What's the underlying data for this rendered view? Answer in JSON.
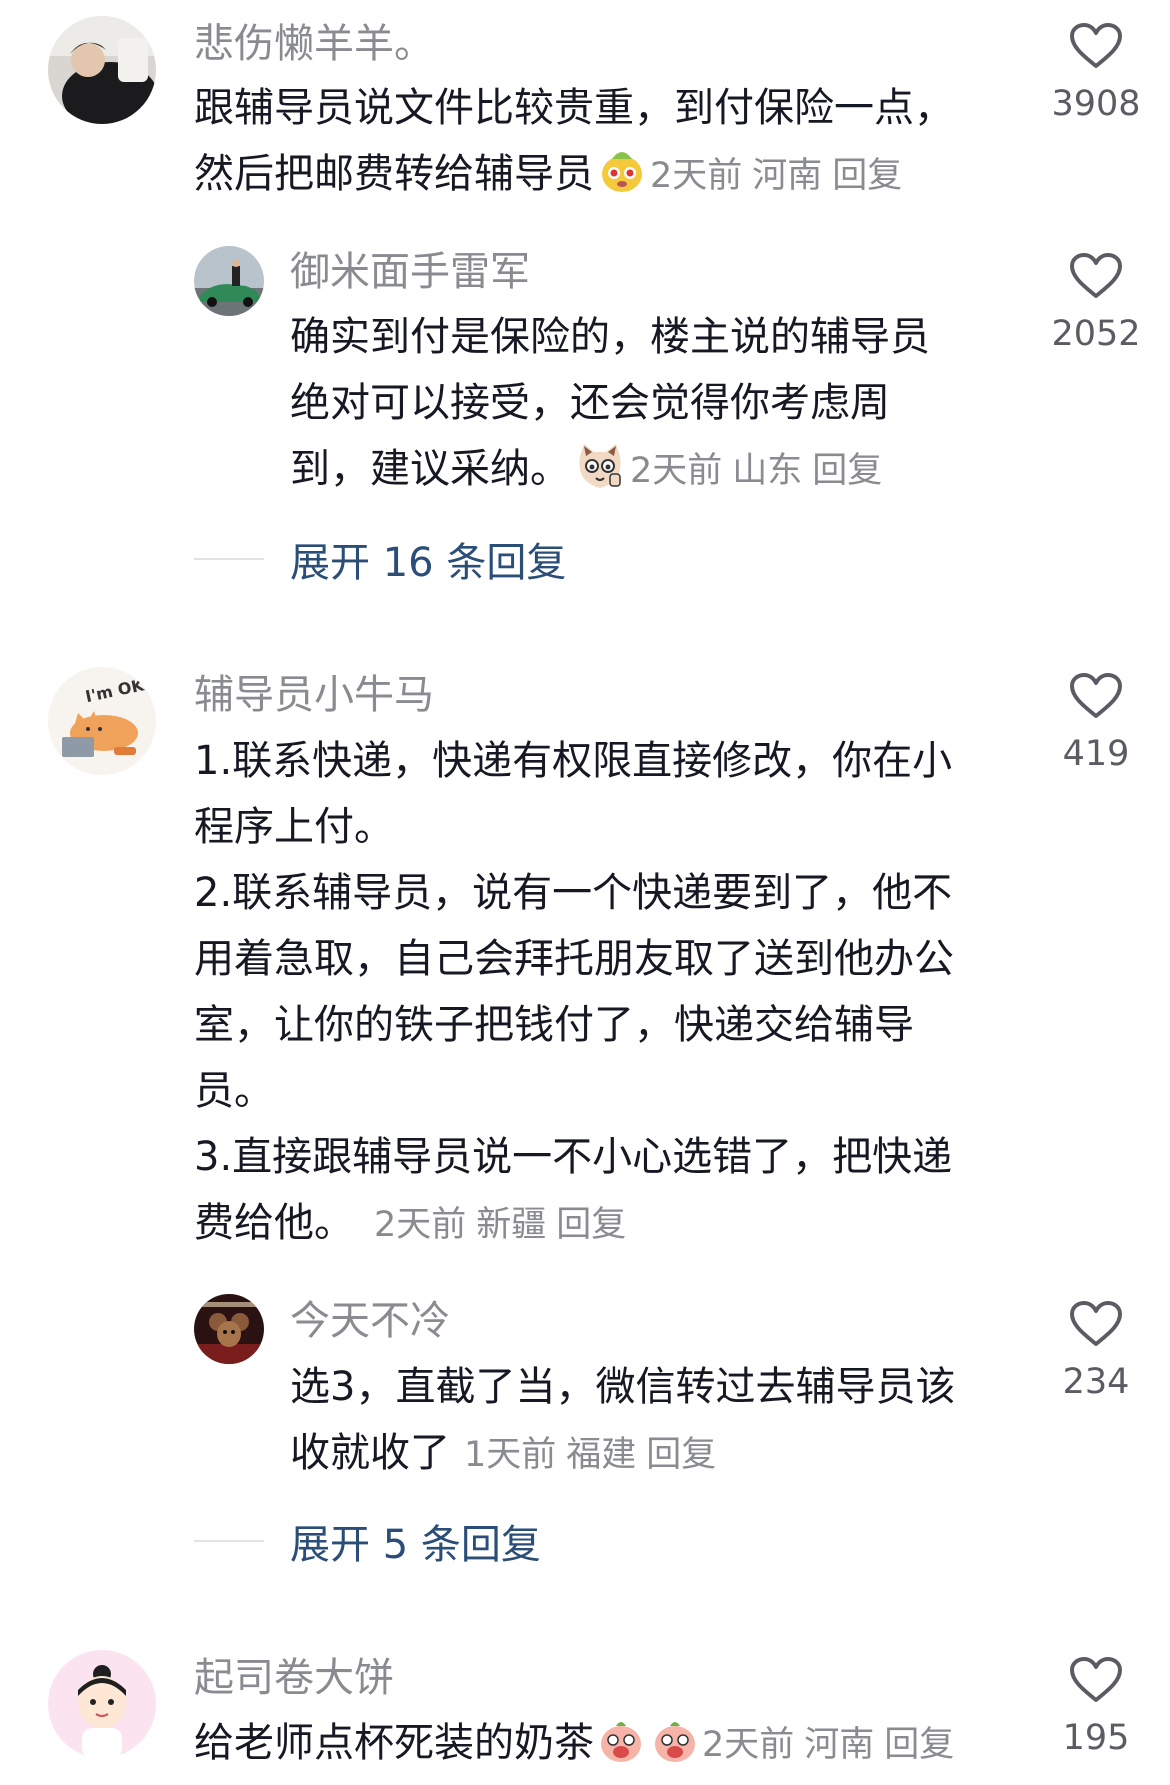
{
  "comments": [
    {
      "username": "悲伤懒羊羊。",
      "lines": [
        "跟辅导员说文件比较贵重，到付保险一点，",
        "然后把邮费转给辅导员"
      ],
      "time": "2天前",
      "location": "河南",
      "reply_label": "回复",
      "likes": "3908",
      "avatar_icon": "user-photo-icon",
      "emoji": "melon-face-emoji",
      "replies": [
        {
          "username": "御米面手雷军",
          "lines": [
            "确实到付是保险的，楼主说的辅导员",
            "绝对可以接受，还会觉得你考虑周",
            "到，建议采纳。"
          ],
          "time": "2天前",
          "location": "山东",
          "reply_label": "回复",
          "likes": "2052",
          "avatar_icon": "car-photo-icon",
          "emoji": "smug-cat-emoji"
        }
      ],
      "expand_label": "展开 16 条回复"
    },
    {
      "username": "辅导员小牛马",
      "lines": [
        "1.联系快递，快递有权限直接修改，你在小",
        "程序上付。",
        "2.联系辅导员，说有一个快递要到了，他不",
        "用着急取，自己会拜托朋友取了送到他办公",
        "室，让你的铁子把钱付了，快递交给辅导",
        "员。",
        "3.直接跟辅导员说一不小心选错了，把快递",
        "费给他。"
      ],
      "time": "2天前",
      "location": "新疆",
      "reply_label": "回复",
      "likes": "419",
      "avatar_icon": "cat-im-ok-icon",
      "avatar_text": "I'm OK!",
      "replies": [
        {
          "username": "今天不冷",
          "lines": [
            "选3，直截了当，微信转过去辅导员该",
            "收就收了"
          ],
          "time": "1天前",
          "location": "福建",
          "reply_label": "回复",
          "likes": "234",
          "avatar_icon": "cartoon-mouse-icon"
        }
      ],
      "expand_label": "展开 5 条回复"
    },
    {
      "username": "起司卷大饼",
      "lines": [
        "给老师点杯死装的奶茶"
      ],
      "time": "2天前",
      "location": "河南",
      "reply_label": "回复",
      "likes": "195",
      "avatar_icon": "cartoon-girl-icon",
      "emoji": "drooling-peach-emoji"
    }
  ],
  "colors": {
    "text": "#161823",
    "meta": "#8a8b91",
    "expand_link": "#2a4e78",
    "heart_outline": "#5b5c63"
  }
}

# # # # #

[The task]:
Omit the pictures, and quote the material above exactly as given.

[Task result]:
What's the underlying data for this rendered view? Answer in JSON.
{
  "comments": [
    {
      "username": "悲伤懒羊羊。",
      "lines": [
        "跟辅导员说文件比较贵重，到付保险一点，",
        "然后把邮费转给辅导员"
      ],
      "time": "2天前",
      "location": "河南",
      "reply_label": "回复",
      "likes": "3908",
      "avatar_icon": "user-photo-icon",
      "emoji": "melon-face-emoji",
      "replies": [
        {
          "username": "御米面手雷军",
          "lines": [
            "确实到付是保险的，楼主说的辅导员",
            "绝对可以接受，还会觉得你考虑周",
            "到，建议采纳。"
          ],
          "time": "2天前",
          "location": "山东",
          "reply_label": "回复",
          "likes": "2052",
          "avatar_icon": "car-photo-icon",
          "emoji": "smug-cat-emoji"
        }
      ],
      "expand_label": "展开 16 条回复"
    },
    {
      "username": "辅导员小牛马",
      "lines": [
        "1.联系快递，快递有权限直接修改，你在小",
        "程序上付。",
        "2.联系辅导员，说有一个快递要到了，他不",
        "用着急取，自己会拜托朋友取了送到他办公",
        "室，让你的铁子把钱付了，快递交给辅导",
        "员。",
        "3.直接跟辅导员说一不小心选错了，把快递",
        "费给他。"
      ],
      "time": "2天前",
      "location": "新疆",
      "reply_label": "回复",
      "likes": "419",
      "avatar_icon": "cat-im-ok-icon",
      "avatar_text": "I'm OK!",
      "replies": [
        {
          "username": "今天不冷",
          "lines": [
            "选3，直截了当，微信转过去辅导员该",
            "收就收了"
          ],
          "time": "1天前",
          "location": "福建",
          "reply_label": "回复",
          "likes": "234",
          "avatar_icon": "cartoon-mouse-icon"
        }
      ],
      "expand_label": "展开 5 条回复"
    },
    {
      "username": "起司卷大饼",
      "lines": [
        "给老师点杯死装的奶茶"
      ],
      "time": "2天前",
      "location": "河南",
      "reply_label": "回复",
      "likes": "195",
      "avatar_icon": "cartoon-girl-icon",
      "emoji": "drooling-peach-emoji"
    }
  ],
  "colors": {
    "text": "#161823",
    "meta": "#8a8b91",
    "expand_link": "#2a4e78",
    "heart_outline": "#5b5c63"
  }
}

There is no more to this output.